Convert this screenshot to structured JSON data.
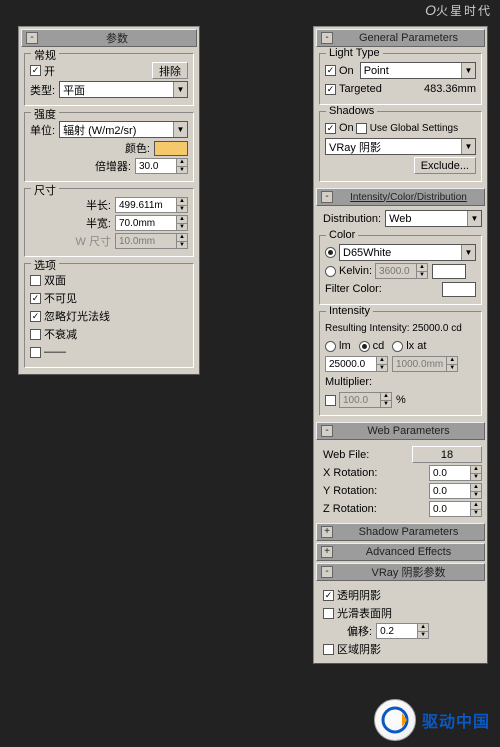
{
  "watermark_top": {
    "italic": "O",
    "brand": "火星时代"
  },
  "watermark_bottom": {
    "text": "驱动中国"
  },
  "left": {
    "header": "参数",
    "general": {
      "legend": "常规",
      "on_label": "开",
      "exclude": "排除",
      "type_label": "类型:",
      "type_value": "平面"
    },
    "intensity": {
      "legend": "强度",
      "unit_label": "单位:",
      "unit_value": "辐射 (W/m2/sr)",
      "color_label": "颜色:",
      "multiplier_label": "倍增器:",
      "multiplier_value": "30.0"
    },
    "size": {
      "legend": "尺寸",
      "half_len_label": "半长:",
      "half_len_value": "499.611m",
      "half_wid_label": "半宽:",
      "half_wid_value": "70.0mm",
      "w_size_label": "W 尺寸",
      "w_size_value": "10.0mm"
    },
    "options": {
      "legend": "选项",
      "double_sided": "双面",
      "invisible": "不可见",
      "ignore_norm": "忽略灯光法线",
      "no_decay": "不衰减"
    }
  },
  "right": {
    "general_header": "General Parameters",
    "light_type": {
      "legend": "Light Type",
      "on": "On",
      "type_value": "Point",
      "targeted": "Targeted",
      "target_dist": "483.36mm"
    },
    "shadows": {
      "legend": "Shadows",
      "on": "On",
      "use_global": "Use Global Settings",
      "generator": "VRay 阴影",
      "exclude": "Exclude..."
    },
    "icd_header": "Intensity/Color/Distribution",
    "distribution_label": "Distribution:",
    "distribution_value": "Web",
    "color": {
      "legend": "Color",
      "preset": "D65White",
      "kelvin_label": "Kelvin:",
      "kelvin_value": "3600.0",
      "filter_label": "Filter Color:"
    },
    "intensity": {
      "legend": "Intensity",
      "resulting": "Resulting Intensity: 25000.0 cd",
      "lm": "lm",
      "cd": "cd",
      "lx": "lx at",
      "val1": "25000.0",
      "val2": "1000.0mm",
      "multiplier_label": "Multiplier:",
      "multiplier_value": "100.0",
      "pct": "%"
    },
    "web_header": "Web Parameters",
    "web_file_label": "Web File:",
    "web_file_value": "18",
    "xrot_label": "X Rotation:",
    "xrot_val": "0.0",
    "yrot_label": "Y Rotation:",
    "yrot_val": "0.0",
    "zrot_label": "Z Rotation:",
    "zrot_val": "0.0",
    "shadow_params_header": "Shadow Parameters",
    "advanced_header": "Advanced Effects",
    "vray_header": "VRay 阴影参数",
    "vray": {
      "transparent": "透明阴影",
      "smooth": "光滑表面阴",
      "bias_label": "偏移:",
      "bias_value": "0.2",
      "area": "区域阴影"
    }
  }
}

--*--

Requirements —
Without the images, write out each line of the data verbatim.

Answer below —
Convert this screenshot to structured JSON data.
{
  "watermark_top": {
    "italic": "O",
    "brand": "火星时代"
  },
  "watermark_bottom": {
    "text": "驱动中国"
  },
  "left": {
    "header": "参数",
    "general": {
      "legend": "常规",
      "on_label": "开",
      "exclude": "排除",
      "type_label": "类型:",
      "type_value": "平面"
    },
    "intensity": {
      "legend": "强度",
      "unit_label": "单位:",
      "unit_value": "辐射 (W/m2/sr)",
      "color_label": "颜色:",
      "multiplier_label": "倍增器:",
      "multiplier_value": "30.0"
    },
    "size": {
      "legend": "尺寸",
      "half_len_label": "半长:",
      "half_len_value": "499.611m",
      "half_wid_label": "半宽:",
      "half_wid_value": "70.0mm",
      "w_size_label": "W 尺寸",
      "w_size_value": "10.0mm"
    },
    "options": {
      "legend": "选项",
      "double_sided": "双面",
      "invisible": "不可见",
      "ignore_norm": "忽略灯光法线",
      "no_decay": "不衰减"
    }
  },
  "right": {
    "general_header": "General Parameters",
    "light_type": {
      "legend": "Light Type",
      "on": "On",
      "type_value": "Point",
      "targeted": "Targeted",
      "target_dist": "483.36mm"
    },
    "shadows": {
      "legend": "Shadows",
      "on": "On",
      "use_global": "Use Global Settings",
      "generator": "VRay 阴影",
      "exclude": "Exclude..."
    },
    "icd_header": "Intensity/Color/Distribution",
    "distribution_label": "Distribution:",
    "distribution_value": "Web",
    "color": {
      "legend": "Color",
      "preset": "D65White",
      "kelvin_label": "Kelvin:",
      "kelvin_value": "3600.0",
      "filter_label": "Filter Color:"
    },
    "intensity": {
      "legend": "Intensity",
      "resulting": "Resulting Intensity: 25000.0 cd",
      "lm": "lm",
      "cd": "cd",
      "lx": "lx at",
      "val1": "25000.0",
      "val2": "1000.0mm",
      "multiplier_label": "Multiplier:",
      "multiplier_value": "100.0",
      "pct": "%"
    },
    "web_header": "Web Parameters",
    "web_file_label": "Web File:",
    "web_file_value": "18",
    "xrot_label": "X Rotation:",
    "xrot_val": "0.0",
    "yrot_label": "Y Rotation:",
    "yrot_val": "0.0",
    "zrot_label": "Z Rotation:",
    "zrot_val": "0.0",
    "shadow_params_header": "Shadow Parameters",
    "advanced_header": "Advanced Effects",
    "vray_header": "VRay 阴影参数",
    "vray": {
      "transparent": "透明阴影",
      "smooth": "光滑表面阴",
      "bias_label": "偏移:",
      "bias_value": "0.2",
      "area": "区域阴影"
    }
  }
}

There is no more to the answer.